** Start **

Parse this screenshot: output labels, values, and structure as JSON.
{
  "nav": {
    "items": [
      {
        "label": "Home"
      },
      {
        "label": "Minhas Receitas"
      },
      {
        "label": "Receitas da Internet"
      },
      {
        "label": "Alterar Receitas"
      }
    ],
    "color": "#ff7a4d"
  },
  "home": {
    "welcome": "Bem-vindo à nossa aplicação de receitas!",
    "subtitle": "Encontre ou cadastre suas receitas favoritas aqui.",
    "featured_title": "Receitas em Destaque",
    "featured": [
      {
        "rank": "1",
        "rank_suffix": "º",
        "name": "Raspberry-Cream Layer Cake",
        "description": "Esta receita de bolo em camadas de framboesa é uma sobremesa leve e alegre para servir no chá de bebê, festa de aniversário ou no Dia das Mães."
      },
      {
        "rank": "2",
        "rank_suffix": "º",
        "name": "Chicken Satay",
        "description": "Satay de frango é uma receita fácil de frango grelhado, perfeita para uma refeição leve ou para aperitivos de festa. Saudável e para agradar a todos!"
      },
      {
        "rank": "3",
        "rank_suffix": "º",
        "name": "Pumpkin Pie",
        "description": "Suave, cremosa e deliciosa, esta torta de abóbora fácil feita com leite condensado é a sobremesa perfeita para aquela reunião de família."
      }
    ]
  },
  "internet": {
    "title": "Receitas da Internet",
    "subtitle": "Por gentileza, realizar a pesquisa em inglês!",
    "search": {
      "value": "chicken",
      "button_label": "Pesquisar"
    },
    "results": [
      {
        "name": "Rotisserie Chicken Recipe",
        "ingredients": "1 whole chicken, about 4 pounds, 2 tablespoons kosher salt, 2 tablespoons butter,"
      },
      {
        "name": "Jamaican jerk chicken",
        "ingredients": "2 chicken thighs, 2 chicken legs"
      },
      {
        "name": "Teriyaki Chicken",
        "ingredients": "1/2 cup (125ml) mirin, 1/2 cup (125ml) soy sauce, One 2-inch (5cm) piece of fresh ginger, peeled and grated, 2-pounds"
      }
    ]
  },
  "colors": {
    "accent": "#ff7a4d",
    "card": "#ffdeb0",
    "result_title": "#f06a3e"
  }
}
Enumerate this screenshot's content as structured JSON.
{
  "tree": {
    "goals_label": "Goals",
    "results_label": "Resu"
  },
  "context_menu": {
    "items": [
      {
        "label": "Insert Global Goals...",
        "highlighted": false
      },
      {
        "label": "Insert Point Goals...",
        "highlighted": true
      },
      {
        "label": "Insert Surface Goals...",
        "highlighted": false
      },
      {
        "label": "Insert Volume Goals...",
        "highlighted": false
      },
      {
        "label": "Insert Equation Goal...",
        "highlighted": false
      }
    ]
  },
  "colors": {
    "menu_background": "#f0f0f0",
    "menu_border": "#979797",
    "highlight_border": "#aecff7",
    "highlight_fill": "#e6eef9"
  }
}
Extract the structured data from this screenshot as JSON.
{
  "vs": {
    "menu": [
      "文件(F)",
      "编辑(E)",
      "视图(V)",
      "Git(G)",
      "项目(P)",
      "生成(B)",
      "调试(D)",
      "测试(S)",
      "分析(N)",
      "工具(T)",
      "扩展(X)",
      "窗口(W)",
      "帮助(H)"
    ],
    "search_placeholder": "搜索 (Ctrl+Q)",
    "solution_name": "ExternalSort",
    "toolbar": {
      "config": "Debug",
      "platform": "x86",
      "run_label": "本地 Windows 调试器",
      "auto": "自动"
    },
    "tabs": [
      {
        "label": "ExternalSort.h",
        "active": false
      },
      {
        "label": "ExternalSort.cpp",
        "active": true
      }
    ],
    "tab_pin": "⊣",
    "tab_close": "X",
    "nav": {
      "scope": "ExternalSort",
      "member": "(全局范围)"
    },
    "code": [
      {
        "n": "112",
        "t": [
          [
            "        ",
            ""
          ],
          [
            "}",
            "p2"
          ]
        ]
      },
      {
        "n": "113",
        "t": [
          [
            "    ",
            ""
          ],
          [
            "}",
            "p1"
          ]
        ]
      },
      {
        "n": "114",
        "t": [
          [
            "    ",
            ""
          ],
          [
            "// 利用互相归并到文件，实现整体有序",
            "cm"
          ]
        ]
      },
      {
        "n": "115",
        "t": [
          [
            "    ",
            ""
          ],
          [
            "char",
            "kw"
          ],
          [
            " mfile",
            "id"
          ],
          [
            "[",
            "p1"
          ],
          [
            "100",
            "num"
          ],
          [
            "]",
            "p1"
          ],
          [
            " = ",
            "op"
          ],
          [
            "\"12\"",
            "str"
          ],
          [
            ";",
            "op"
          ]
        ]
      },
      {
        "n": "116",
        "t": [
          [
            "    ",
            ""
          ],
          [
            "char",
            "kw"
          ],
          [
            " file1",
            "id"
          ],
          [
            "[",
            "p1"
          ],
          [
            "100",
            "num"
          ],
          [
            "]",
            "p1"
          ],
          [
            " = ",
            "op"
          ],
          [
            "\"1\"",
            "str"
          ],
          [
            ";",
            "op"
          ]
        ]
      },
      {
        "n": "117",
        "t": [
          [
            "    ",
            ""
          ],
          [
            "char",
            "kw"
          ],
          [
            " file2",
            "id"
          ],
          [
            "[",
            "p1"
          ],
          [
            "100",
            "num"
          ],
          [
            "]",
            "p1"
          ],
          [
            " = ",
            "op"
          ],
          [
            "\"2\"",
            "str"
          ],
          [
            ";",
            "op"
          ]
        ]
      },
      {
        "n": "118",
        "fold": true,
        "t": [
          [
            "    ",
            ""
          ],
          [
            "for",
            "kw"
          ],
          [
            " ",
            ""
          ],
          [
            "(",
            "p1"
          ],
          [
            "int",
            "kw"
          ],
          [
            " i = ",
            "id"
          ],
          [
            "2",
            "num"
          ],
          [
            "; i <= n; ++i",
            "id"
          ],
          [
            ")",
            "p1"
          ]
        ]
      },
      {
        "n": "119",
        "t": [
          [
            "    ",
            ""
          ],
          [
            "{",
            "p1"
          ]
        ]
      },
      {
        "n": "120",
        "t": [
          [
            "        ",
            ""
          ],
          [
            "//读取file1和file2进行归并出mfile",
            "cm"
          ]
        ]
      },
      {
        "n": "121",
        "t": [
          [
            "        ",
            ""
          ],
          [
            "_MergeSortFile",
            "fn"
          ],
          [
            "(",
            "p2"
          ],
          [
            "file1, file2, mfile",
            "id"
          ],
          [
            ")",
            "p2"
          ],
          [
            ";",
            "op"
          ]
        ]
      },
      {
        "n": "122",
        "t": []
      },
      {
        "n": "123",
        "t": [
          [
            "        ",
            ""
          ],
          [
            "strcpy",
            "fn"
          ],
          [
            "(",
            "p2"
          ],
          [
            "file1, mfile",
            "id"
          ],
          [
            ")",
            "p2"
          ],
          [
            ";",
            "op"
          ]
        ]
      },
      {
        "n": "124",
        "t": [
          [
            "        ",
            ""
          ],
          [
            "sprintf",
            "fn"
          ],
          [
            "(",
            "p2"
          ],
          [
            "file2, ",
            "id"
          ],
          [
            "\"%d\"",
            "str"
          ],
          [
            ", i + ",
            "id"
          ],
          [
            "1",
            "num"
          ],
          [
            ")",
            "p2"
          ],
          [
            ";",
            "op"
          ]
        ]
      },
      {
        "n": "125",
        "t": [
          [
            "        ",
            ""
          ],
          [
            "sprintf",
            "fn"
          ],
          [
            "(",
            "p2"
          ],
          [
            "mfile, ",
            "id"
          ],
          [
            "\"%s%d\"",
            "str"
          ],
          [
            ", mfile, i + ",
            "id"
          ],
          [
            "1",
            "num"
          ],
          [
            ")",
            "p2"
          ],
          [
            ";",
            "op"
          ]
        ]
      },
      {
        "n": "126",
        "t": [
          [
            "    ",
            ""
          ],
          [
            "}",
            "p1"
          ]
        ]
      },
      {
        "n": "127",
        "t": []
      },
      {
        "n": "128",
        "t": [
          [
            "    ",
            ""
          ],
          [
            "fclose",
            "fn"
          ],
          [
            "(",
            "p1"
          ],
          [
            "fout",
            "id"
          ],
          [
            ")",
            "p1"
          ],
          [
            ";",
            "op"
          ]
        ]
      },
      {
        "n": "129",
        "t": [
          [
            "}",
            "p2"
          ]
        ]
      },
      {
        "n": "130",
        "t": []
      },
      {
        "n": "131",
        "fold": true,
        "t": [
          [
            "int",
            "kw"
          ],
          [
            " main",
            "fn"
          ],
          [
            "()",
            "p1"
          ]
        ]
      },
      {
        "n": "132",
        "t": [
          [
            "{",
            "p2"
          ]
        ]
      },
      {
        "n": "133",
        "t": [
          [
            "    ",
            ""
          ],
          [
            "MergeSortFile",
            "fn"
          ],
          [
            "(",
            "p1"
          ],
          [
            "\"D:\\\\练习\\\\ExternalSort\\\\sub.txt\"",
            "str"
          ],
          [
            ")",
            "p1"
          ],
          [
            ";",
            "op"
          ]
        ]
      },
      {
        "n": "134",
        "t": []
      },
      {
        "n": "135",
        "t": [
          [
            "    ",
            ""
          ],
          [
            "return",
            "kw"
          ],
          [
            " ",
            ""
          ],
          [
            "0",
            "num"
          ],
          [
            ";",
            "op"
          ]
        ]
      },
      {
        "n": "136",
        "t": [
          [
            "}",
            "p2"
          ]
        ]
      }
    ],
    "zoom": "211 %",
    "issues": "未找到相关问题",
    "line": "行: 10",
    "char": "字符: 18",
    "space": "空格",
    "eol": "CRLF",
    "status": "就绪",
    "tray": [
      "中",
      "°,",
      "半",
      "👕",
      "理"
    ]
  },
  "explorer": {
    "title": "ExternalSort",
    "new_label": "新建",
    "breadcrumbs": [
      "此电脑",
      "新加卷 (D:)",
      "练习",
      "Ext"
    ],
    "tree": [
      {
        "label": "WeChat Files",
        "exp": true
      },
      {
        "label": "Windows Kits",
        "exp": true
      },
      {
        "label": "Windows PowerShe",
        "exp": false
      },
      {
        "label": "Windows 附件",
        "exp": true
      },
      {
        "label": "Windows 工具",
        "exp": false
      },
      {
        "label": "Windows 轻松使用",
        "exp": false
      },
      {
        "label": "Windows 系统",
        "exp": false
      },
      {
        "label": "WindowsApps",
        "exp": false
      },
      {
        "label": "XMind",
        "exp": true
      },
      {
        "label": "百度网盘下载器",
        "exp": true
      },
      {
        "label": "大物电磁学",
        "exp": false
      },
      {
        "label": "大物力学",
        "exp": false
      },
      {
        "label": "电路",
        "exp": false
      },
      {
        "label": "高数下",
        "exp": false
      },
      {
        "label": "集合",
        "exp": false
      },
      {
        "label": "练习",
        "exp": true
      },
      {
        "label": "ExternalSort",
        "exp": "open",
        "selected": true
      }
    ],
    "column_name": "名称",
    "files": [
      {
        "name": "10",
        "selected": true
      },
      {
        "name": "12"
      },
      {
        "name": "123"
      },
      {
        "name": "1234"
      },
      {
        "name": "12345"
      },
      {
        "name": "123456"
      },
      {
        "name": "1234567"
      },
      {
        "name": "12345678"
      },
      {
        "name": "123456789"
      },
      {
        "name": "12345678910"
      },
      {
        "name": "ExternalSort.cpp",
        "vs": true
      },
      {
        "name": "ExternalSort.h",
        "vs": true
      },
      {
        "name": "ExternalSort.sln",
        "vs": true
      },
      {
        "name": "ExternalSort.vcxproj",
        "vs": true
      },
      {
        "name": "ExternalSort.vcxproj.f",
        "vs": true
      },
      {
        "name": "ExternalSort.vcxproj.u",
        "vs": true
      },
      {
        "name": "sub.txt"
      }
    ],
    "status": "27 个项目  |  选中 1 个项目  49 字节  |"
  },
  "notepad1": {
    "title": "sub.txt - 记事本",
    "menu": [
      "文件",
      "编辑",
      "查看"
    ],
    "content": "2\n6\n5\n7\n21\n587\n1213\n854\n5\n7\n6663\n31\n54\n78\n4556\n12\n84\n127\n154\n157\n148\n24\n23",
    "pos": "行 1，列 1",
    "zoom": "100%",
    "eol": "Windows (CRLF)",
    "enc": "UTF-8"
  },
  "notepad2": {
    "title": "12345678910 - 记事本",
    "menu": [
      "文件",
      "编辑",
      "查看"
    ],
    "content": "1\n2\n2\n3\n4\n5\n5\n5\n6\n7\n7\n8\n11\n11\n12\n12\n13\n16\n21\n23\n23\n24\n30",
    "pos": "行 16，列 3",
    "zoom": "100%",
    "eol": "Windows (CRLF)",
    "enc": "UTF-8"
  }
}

** End **

Identify all lines where the word "content" shows up. Copy them.

Result:
Enumerate this screenshot's content as structured JSON.
    "content": "2\n6\n5\n7\n21\n587\n1213\n854\n5\n7\n6663\n31\n54\n78\n4556\n12\n84\n127\n154\n157\n148\n24\n23",
    "content": "1\n2\n2\n3\n4\n5\n5\n5\n6\n7\n7\n8\n11\n11\n12\n12\n13\n16\n21\n23\n23\n24\n30",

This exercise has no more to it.